■ TASK GOAL
Using the material below, copy every line where "screenshot" appears.

(Figure dataset records)
++++++++

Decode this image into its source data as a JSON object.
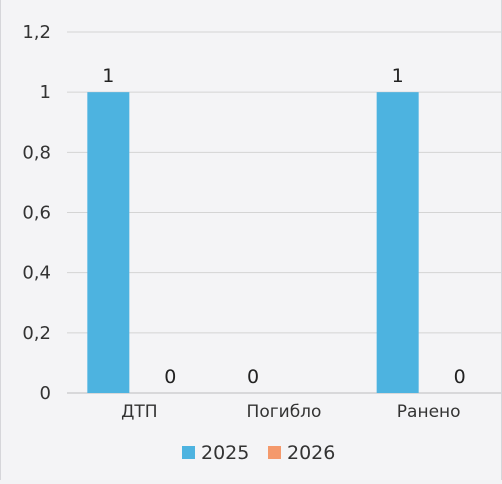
{
  "chart_data": {
    "type": "bar",
    "categories": [
      "ДТП",
      "Погибло",
      "Ранено"
    ],
    "series": [
      {
        "name": "2025",
        "values": [
          1,
          0,
          1
        ],
        "color": "#4db3e0"
      },
      {
        "name": "2026",
        "values": [
          0,
          0,
          0
        ],
        "color": "#f4996c"
      }
    ],
    "data_labels": {
      "2025": [
        "1",
        "0",
        "1"
      ],
      "2026": [
        "0",
        "",
        "0"
      ]
    },
    "y_ticks": [
      "0",
      "0,2",
      "0,4",
      "0,6",
      "0,8",
      "1",
      "1,2"
    ],
    "y_tick_values": [
      0,
      0.2,
      0.4,
      0.6,
      0.8,
      1,
      1.2
    ],
    "ylim": [
      0,
      1.2
    ],
    "grid": true,
    "legend_position": "bottom"
  }
}
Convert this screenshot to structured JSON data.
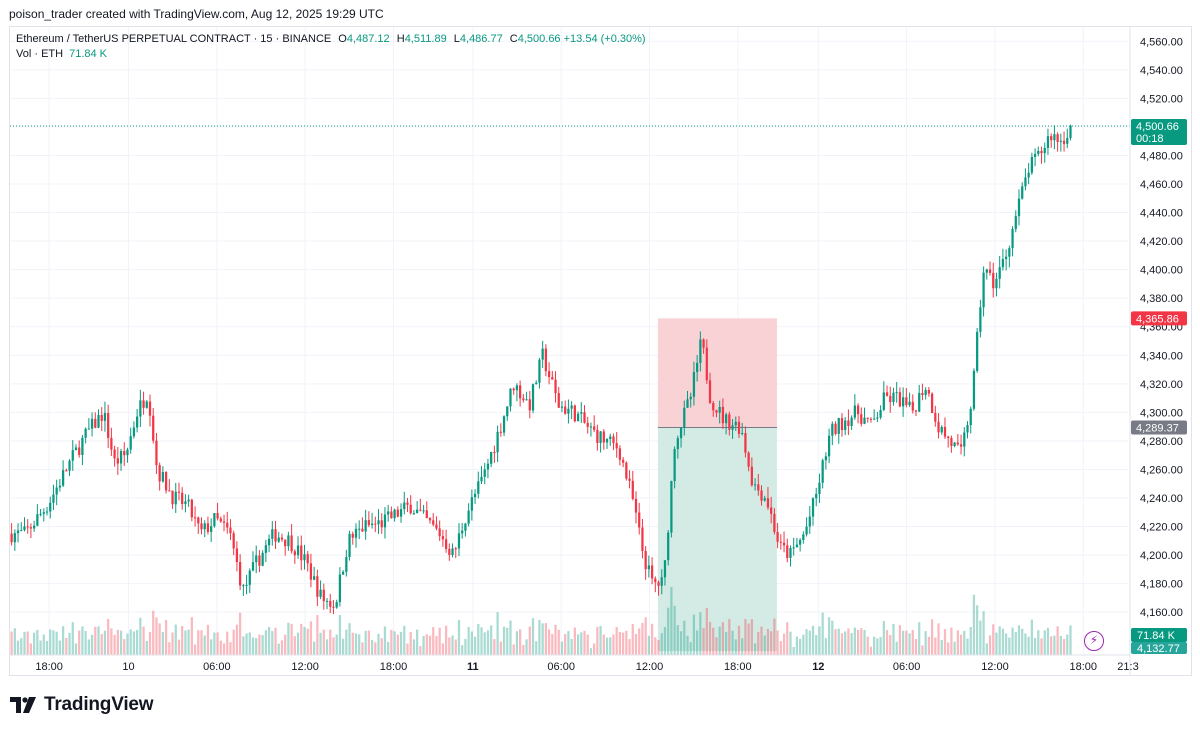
{
  "header": {
    "created_by": "poison_trader created with TradingView.com, Aug 12, 2025 19:29 UTC"
  },
  "legend": {
    "symbol": "Ethereum / TetherUS PERPETUAL CONTRACT · 15 · BINANCE",
    "open_label": "O",
    "open": "4,487.12",
    "high_label": "H",
    "high": "4,511.89",
    "low_label": "L",
    "low": "4,486.77",
    "close_label": "C",
    "close": "4,500.66",
    "change": "+13.54 (+0.30%)",
    "volume_label": "Vol · ETH",
    "volume": "71.84 K"
  },
  "brand": {
    "name": "TradingView"
  },
  "colors": {
    "up": "#089981",
    "down": "#f23645",
    "grid": "#f0f3fa",
    "axis_text": "#131722"
  },
  "chart_data": {
    "type": "candlestick",
    "symbol": "ETHUSDT.P",
    "interval": "15",
    "ylim": [
      4130,
      4570
    ],
    "y_ticks": [
      "4,160.00",
      "4,180.00",
      "4,200.00",
      "4,220.00",
      "4,240.00",
      "4,260.00",
      "4,280.00",
      "4,300.00",
      "4,320.00",
      "4,340.00",
      "4,360.00",
      "4,380.00",
      "4,400.00",
      "4,420.00",
      "4,440.00",
      "4,460.00",
      "4,480.00",
      "4,500.00",
      "4,520.00",
      "4,540.00",
      "4,560.00"
    ],
    "x_ticks": [
      {
        "label": "18:00",
        "t": 0.035,
        "bold": false
      },
      {
        "label": "10",
        "t": 0.106,
        "bold": false
      },
      {
        "label": "06:00",
        "t": 0.185,
        "bold": false
      },
      {
        "label": "12:00",
        "t": 0.264,
        "bold": false
      },
      {
        "label": "18:00",
        "t": 0.343,
        "bold": false
      },
      {
        "label": "11",
        "t": 0.414,
        "bold": true
      },
      {
        "label": "06:00",
        "t": 0.493,
        "bold": false
      },
      {
        "label": "12:00",
        "t": 0.572,
        "bold": false
      },
      {
        "label": "18:00",
        "t": 0.651,
        "bold": false
      },
      {
        "label": "12",
        "t": 0.723,
        "bold": true
      },
      {
        "label": "06:00",
        "t": 0.802,
        "bold": false
      },
      {
        "label": "12:00",
        "t": 0.881,
        "bold": false
      },
      {
        "label": "18:00",
        "t": 0.96,
        "bold": false
      },
      {
        "label": "21:3",
        "t": 1.0,
        "bold": false
      }
    ],
    "price_path": [
      [
        0.0,
        4215
      ],
      [
        0.015,
        4215
      ],
      [
        0.035,
        4235
      ],
      [
        0.055,
        4265
      ],
      [
        0.07,
        4285
      ],
      [
        0.085,
        4300
      ],
      [
        0.095,
        4265
      ],
      [
        0.105,
        4270
      ],
      [
        0.115,
        4300
      ],
      [
        0.125,
        4315
      ],
      [
        0.133,
        4260
      ],
      [
        0.148,
        4240
      ],
      [
        0.16,
        4235
      ],
      [
        0.172,
        4215
      ],
      [
        0.185,
        4225
      ],
      [
        0.198,
        4215
      ],
      [
        0.21,
        4175
      ],
      [
        0.222,
        4195
      ],
      [
        0.238,
        4215
      ],
      [
        0.252,
        4210
      ],
      [
        0.266,
        4195
      ],
      [
        0.28,
        4170
      ],
      [
        0.292,
        4165
      ],
      [
        0.304,
        4210
      ],
      [
        0.318,
        4220
      ],
      [
        0.332,
        4222
      ],
      [
        0.346,
        4228
      ],
      [
        0.36,
        4235
      ],
      [
        0.372,
        4225
      ],
      [
        0.386,
        4215
      ],
      [
        0.398,
        4200
      ],
      [
        0.41,
        4230
      ],
      [
        0.425,
        4255
      ],
      [
        0.44,
        4290
      ],
      [
        0.452,
        4320
      ],
      [
        0.466,
        4305
      ],
      [
        0.478,
        4340
      ],
      [
        0.492,
        4305
      ],
      [
        0.506,
        4300
      ],
      [
        0.52,
        4288
      ],
      [
        0.534,
        4280
      ],
      [
        0.546,
        4275
      ],
      [
        0.558,
        4240
      ],
      [
        0.568,
        4200
      ],
      [
        0.576,
        4180
      ],
      [
        0.586,
        4180
      ],
      [
        0.596,
        4280
      ],
      [
        0.61,
        4310
      ],
      [
        0.62,
        4350
      ],
      [
        0.628,
        4310
      ],
      [
        0.64,
        4295
      ],
      [
        0.655,
        4290
      ],
      [
        0.666,
        4250
      ],
      [
        0.678,
        4240
      ],
      [
        0.69,
        4205
      ],
      [
        0.7,
        4200
      ],
      [
        0.712,
        4215
      ],
      [
        0.722,
        4240
      ],
      [
        0.735,
        4285
      ],
      [
        0.748,
        4295
      ],
      [
        0.76,
        4300
      ],
      [
        0.772,
        4290
      ],
      [
        0.784,
        4310
      ],
      [
        0.796,
        4310
      ],
      [
        0.808,
        4300
      ],
      [
        0.82,
        4320
      ],
      [
        0.832,
        4290
      ],
      [
        0.842,
        4280
      ],
      [
        0.852,
        4270
      ],
      [
        0.862,
        4310
      ],
      [
        0.872,
        4400
      ],
      [
        0.882,
        4390
      ],
      [
        0.892,
        4410
      ],
      [
        0.902,
        4440
      ],
      [
        0.912,
        4470
      ],
      [
        0.922,
        4480
      ],
      [
        0.932,
        4495
      ],
      [
        0.942,
        4490
      ],
      [
        0.95,
        4500
      ]
    ],
    "candle_count": 330,
    "seed": 7,
    "last_price": {
      "label": "4,500.66",
      "countdown": "00:18",
      "value": 4500.66,
      "color": "#089981"
    },
    "short_position": {
      "x_start": 0.5795,
      "x_end": 0.686,
      "entry": 4289.37,
      "stop": 4365.86,
      "target": 4132.77,
      "entry_label": "4,289.37",
      "stop_label": "4,365.86",
      "target_label": "4,132.77",
      "risk_color": "#f7cdd0",
      "reward_color": "#cfe9e2"
    },
    "volume_axis_label": "71.84 K",
    "volume_max_frac": 0.28
  }
}
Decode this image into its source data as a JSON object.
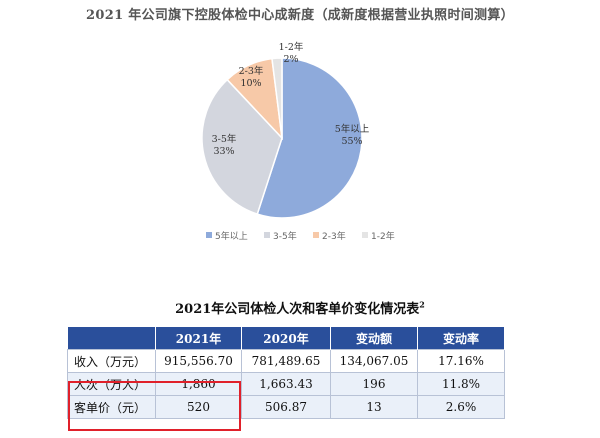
{
  "chart_data": {
    "type": "pie",
    "title": "2021 年公司旗下控股体检中心成新度（成新度根据营业执照时间测算）",
    "slices": [
      {
        "label": "5年以上",
        "value": 55,
        "value_label": "55%",
        "color": "#8eaadb"
      },
      {
        "label": "3-5年",
        "value": 33,
        "value_label": "33%",
        "color": "#d3d6de"
      },
      {
        "label": "2-3年",
        "value": 10,
        "value_label": "10%",
        "color": "#f7c9a8"
      },
      {
        "label": "1-2年",
        "value": 2,
        "value_label": "2%",
        "color": "#e4e4e4"
      }
    ],
    "legend": [
      "5年以上",
      "3-5年",
      "2-3年",
      "1-2年"
    ],
    "legend_position": "bottom"
  },
  "table": {
    "title": "2021年公司体检人次和客单价变化情况表",
    "title_sup": "2",
    "header": [
      "",
      "2021年",
      "2020年",
      "变动额",
      "变动率"
    ],
    "rows": [
      [
        "收入（万元）",
        "915,556.70",
        "781,489.65",
        "134,067.05",
        "17.16%"
      ],
      [
        "人次（万人）",
        "1,860",
        "1,663.43",
        "196",
        "11.8%"
      ],
      [
        "客单价（元）",
        "520",
        "506.87",
        "13",
        "2.6%"
      ]
    ],
    "colors": {
      "header": "#2a4f9b",
      "highlight": "#e0202a"
    }
  }
}
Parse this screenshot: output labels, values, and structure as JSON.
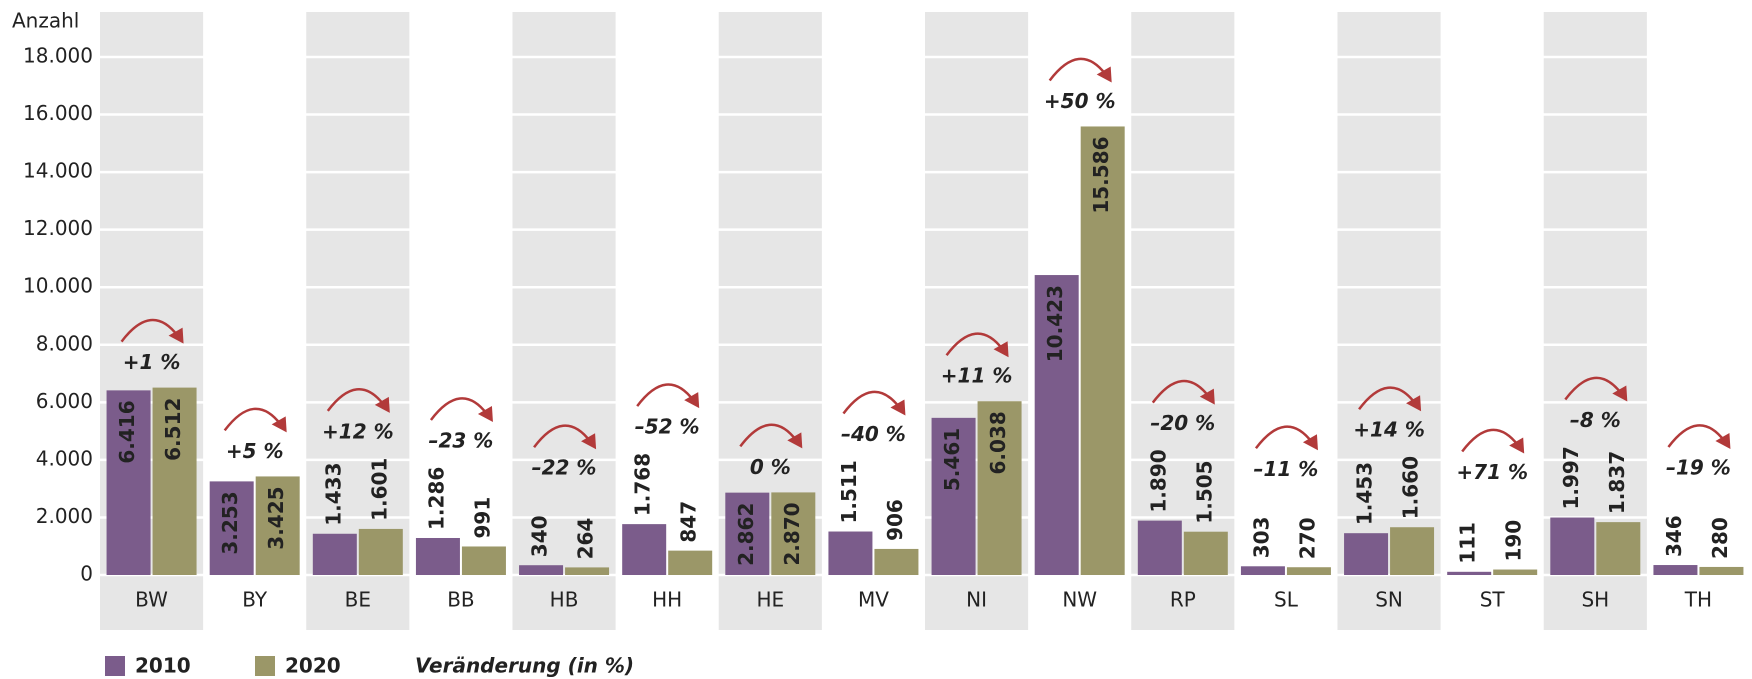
{
  "chart_data": {
    "type": "bar",
    "y_label": "Anzahl",
    "categories": [
      "BW",
      "BY",
      "BE",
      "BB",
      "HB",
      "HH",
      "HE",
      "MV",
      "NI",
      "NW",
      "RP",
      "SL",
      "SN",
      "ST",
      "SH",
      "TH"
    ],
    "series": [
      {
        "name": "2010",
        "color": "#7b5c8b",
        "values": [
          6416,
          3253,
          1433,
          1286,
          340,
          1768,
          2862,
          1511,
          5461,
          10423,
          1890,
          303,
          1453,
          111,
          1997,
          346
        ],
        "value_labels": [
          "6.416",
          "3.253",
          "1.433",
          "1.286",
          "340",
          "1.768",
          "2.862",
          "1.511",
          "5.461",
          "10.423",
          "1.890",
          "303",
          "1.453",
          "111",
          "1.997",
          "346"
        ]
      },
      {
        "name": "2020",
        "color": "#9b9768",
        "values": [
          6512,
          3425,
          1601,
          991,
          264,
          847,
          2870,
          906,
          6038,
          15586,
          1505,
          270,
          1660,
          190,
          1837,
          280
        ],
        "value_labels": [
          "6.512",
          "3.425",
          "1.601",
          "991",
          "264",
          "847",
          "2.870",
          "906",
          "6.038",
          "15.586",
          "1.505",
          "270",
          "1.660",
          "190",
          "1.837",
          "280"
        ]
      }
    ],
    "change_label": "Veränderung (in %)",
    "change_labels": [
      "+1 %",
      "+5 %",
      "+12 %",
      "–23 %",
      "–22 %",
      "–52 %",
      "0 %",
      "–40 %",
      "+11 %",
      "+50 %",
      "–20 %",
      "–11 %",
      "+14 %",
      "+71 %",
      "–8 %",
      "–19 %"
    ],
    "change_color": "#b23a3a",
    "ylim": [
      0,
      18000
    ],
    "yticks": [
      0,
      {
        "value": 2000,
        "label": "2.000"
      },
      {
        "value": 4000,
        "label": "4.000"
      },
      {
        "value": 6000,
        "label": "6.000"
      },
      {
        "value": 8000,
        "label": "8.000"
      },
      {
        "value": 10000,
        "label": "10.000"
      },
      {
        "value": 12000,
        "label": "12.000"
      },
      {
        "value": 14000,
        "label": "14.000"
      },
      {
        "value": 16000,
        "label": "16.000"
      },
      {
        "value": 18000,
        "label": "18.000"
      }
    ],
    "grid": true
  }
}
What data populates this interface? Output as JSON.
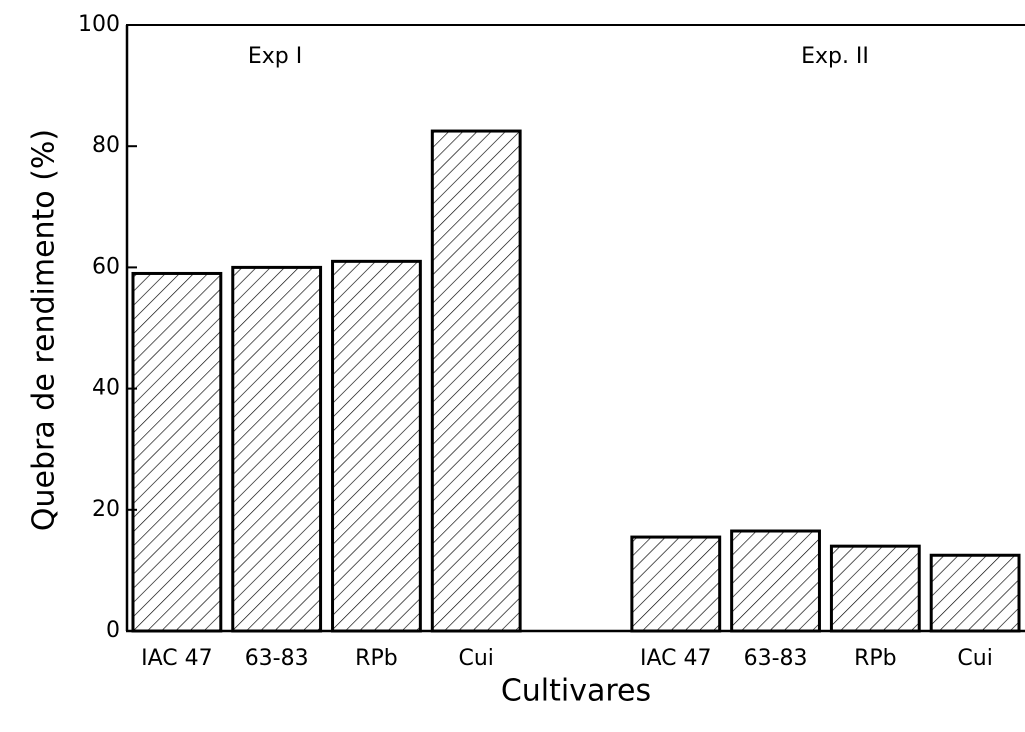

++++++++

■ TASK RESULT
Convert this screenshot to structured JSON data.
Parse this screenshot: output labels, values, and structure as JSON.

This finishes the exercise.